>> BEGIN

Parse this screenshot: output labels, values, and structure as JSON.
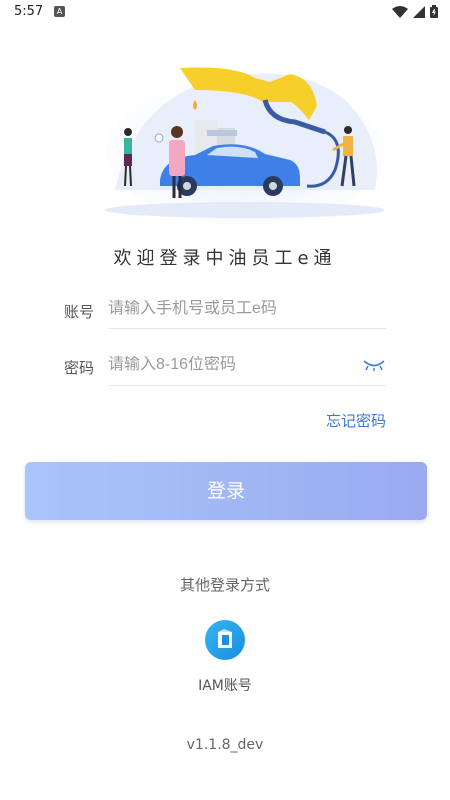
{
  "status": {
    "time": "5:57",
    "notification_glyph": "A"
  },
  "welcome_title": "欢迎登录中油员工e通",
  "account": {
    "label": "账号",
    "placeholder": "请输入手机号或员工e码"
  },
  "password": {
    "label": "密码",
    "placeholder": "请输入8-16位密码"
  },
  "forgot_password": "忘记密码",
  "login_button": "登录",
  "other_login": {
    "title": "其他登录方式",
    "options": [
      {
        "label": "IAM账号",
        "icon": "iam-icon"
      }
    ]
  },
  "version": "v1.1.8_dev",
  "colors": {
    "accent": "#3a78d8",
    "button_start": "#a9c5fa",
    "button_end": "#9aaaf0",
    "icon_blue": "#1a8ee0"
  }
}
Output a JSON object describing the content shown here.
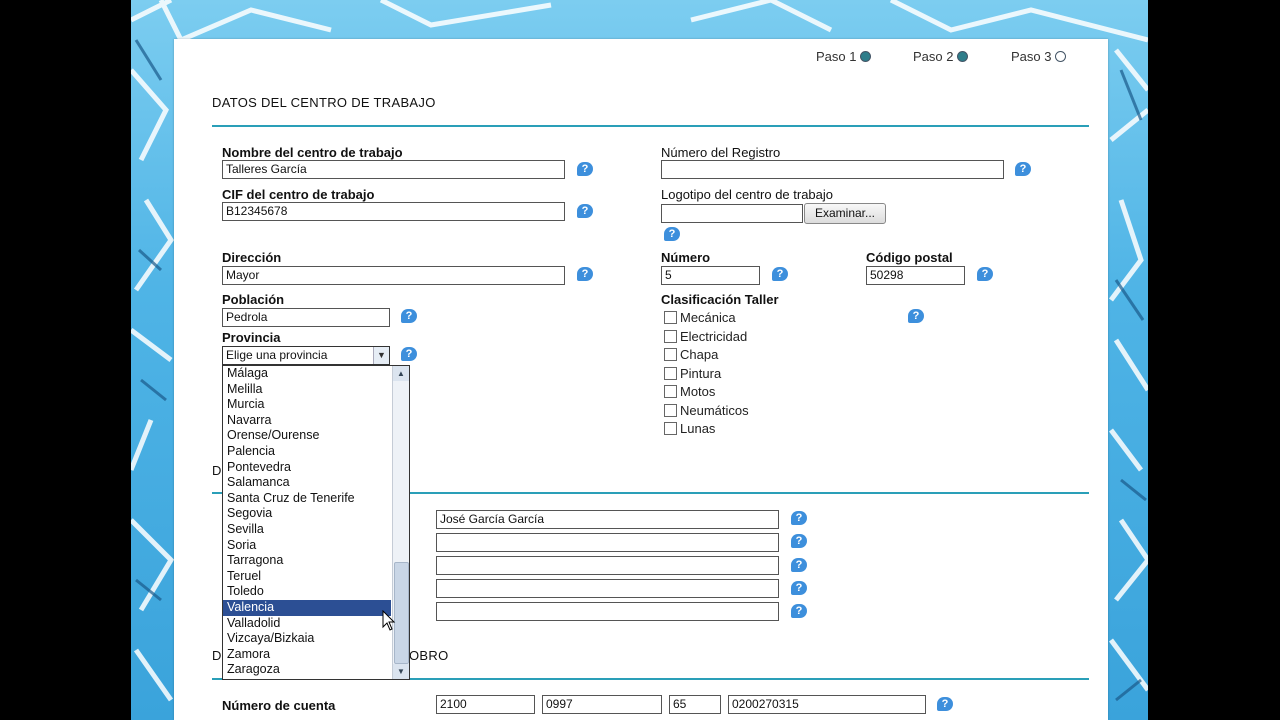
{
  "steps": [
    {
      "label": "Paso 1",
      "state": "done"
    },
    {
      "label": "Paso 2",
      "state": "current"
    },
    {
      "label": "Paso 3",
      "state": "pending"
    }
  ],
  "section1": {
    "title": "DATOS DEL CENTRO DE TRABAJO",
    "nombre": {
      "label": "Nombre del centro de trabajo",
      "value": "Talleres García"
    },
    "cif": {
      "label": "CIF del centro de trabajo",
      "value": "B12345678"
    },
    "registro": {
      "label": "Número del Registro",
      "value": ""
    },
    "logotipo": {
      "label": "Logotipo del centro de trabajo",
      "value": "",
      "button": "Examinar..."
    },
    "direccion": {
      "label": "Dirección",
      "value": "Mayor"
    },
    "numero": {
      "label": "Número",
      "value": "5"
    },
    "cp": {
      "label": "Código postal",
      "value": "50298"
    },
    "poblacion": {
      "label": "Población",
      "value": "Pedrola"
    },
    "provincia": {
      "label": "Provincia",
      "value": "Elige una provincia"
    },
    "clasificacion": {
      "label": "Clasificación Taller",
      "options": [
        "Mecánica",
        "Electricidad",
        "Chapa",
        "Pintura",
        "Motos",
        "Neumáticos",
        "Lunas"
      ]
    }
  },
  "provincia_dropdown": {
    "items": [
      "Málaga",
      "Melilla",
      "Murcia",
      "Navarra",
      "Orense/Ourense",
      "Palencia",
      "Pontevedra",
      "Salamanca",
      "Santa Cruz de Tenerife",
      "Segovia",
      "Sevilla",
      "Soria",
      "Tarragona",
      "Teruel",
      "Toledo",
      "Valencia",
      "Valladolid",
      "Vizcaya/Bizkaia",
      "Zamora",
      "Zaragoza"
    ],
    "selected": "Valencia"
  },
  "section2": {
    "title_fragment": "D",
    "fields": [
      "José García García",
      "",
      "",
      "",
      ""
    ]
  },
  "section3": {
    "title_fragment_left": "D",
    "title_fragment_right": "OBRO",
    "cuenta": {
      "label": "Número de cuenta",
      "entidad": "2100",
      "oficina": "0997",
      "dc": "65",
      "numero": "0200270315"
    }
  },
  "icons": {
    "help": "help-bubble-icon"
  },
  "colors": {
    "accent_rule": "#2a9fb8",
    "help_icon": "#3d8fdc",
    "selected_item": "#2c4f94"
  }
}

>> END

• What you need to do
Every entry should be returned exactly as written, minus the pictures.

• Output below
Parse this screenshot: output labels, values, and structure as JSON.
{
  "status": {
    "time": "5:57",
    "notification_glyph": "A"
  },
  "welcome_title": "欢迎登录中油员工e通",
  "account": {
    "label": "账号",
    "placeholder": "请输入手机号或员工e码"
  },
  "password": {
    "label": "密码",
    "placeholder": "请输入8-16位密码"
  },
  "forgot_password": "忘记密码",
  "login_button": "登录",
  "other_login": {
    "title": "其他登录方式",
    "options": [
      {
        "label": "IAM账号",
        "icon": "iam-icon"
      }
    ]
  },
  "version": "v1.1.8_dev",
  "colors": {
    "accent": "#3a78d8",
    "button_start": "#a9c5fa",
    "button_end": "#9aaaf0",
    "icon_blue": "#1a8ee0"
  }
}
Output a JSON object describing the content shown here.
{
  "steps": [
    {
      "label": "Paso 1",
      "state": "done"
    },
    {
      "label": "Paso 2",
      "state": "current"
    },
    {
      "label": "Paso 3",
      "state": "pending"
    }
  ],
  "section1": {
    "title": "DATOS DEL CENTRO DE TRABAJO",
    "nombre": {
      "label": "Nombre del centro de trabajo",
      "value": "Talleres García"
    },
    "cif": {
      "label": "CIF del centro de trabajo",
      "value": "B12345678"
    },
    "registro": {
      "label": "Número del Registro",
      "value": ""
    },
    "logotipo": {
      "label": "Logotipo del centro de trabajo",
      "value": "",
      "button": "Examinar..."
    },
    "direccion": {
      "label": "Dirección",
      "value": "Mayor"
    },
    "numero": {
      "label": "Número",
      "value": "5"
    },
    "cp": {
      "label": "Código postal",
      "value": "50298"
    },
    "poblacion": {
      "label": "Población",
      "value": "Pedrola"
    },
    "provincia": {
      "label": "Provincia",
      "value": "Elige una provincia"
    },
    "clasificacion": {
      "label": "Clasificación Taller",
      "options": [
        "Mecánica",
        "Electricidad",
        "Chapa",
        "Pintura",
        "Motos",
        "Neumáticos",
        "Lunas"
      ]
    }
  },
  "provincia_dropdown": {
    "items": [
      "Málaga",
      "Melilla",
      "Murcia",
      "Navarra",
      "Orense/Ourense",
      "Palencia",
      "Pontevedra",
      "Salamanca",
      "Santa Cruz de Tenerife",
      "Segovia",
      "Sevilla",
      "Soria",
      "Tarragona",
      "Teruel",
      "Toledo",
      "Valencia",
      "Valladolid",
      "Vizcaya/Bizkaia",
      "Zamora",
      "Zaragoza"
    ],
    "selected": "Valencia"
  },
  "section2": {
    "title_fragment": "D",
    "fields": [
      "José García García",
      "",
      "",
      "",
      ""
    ]
  },
  "section3": {
    "title_fragment_left": "D",
    "title_fragment_right": "OBRO",
    "cuenta": {
      "label": "Número de cuenta",
      "entidad": "2100",
      "oficina": "0997",
      "dc": "65",
      "numero": "0200270315"
    }
  },
  "icons": {
    "help": "help-bubble-icon"
  },
  "colors": {
    "accent_rule": "#2a9fb8",
    "help_icon": "#3d8fdc",
    "selected_item": "#2c4f94"
  }
}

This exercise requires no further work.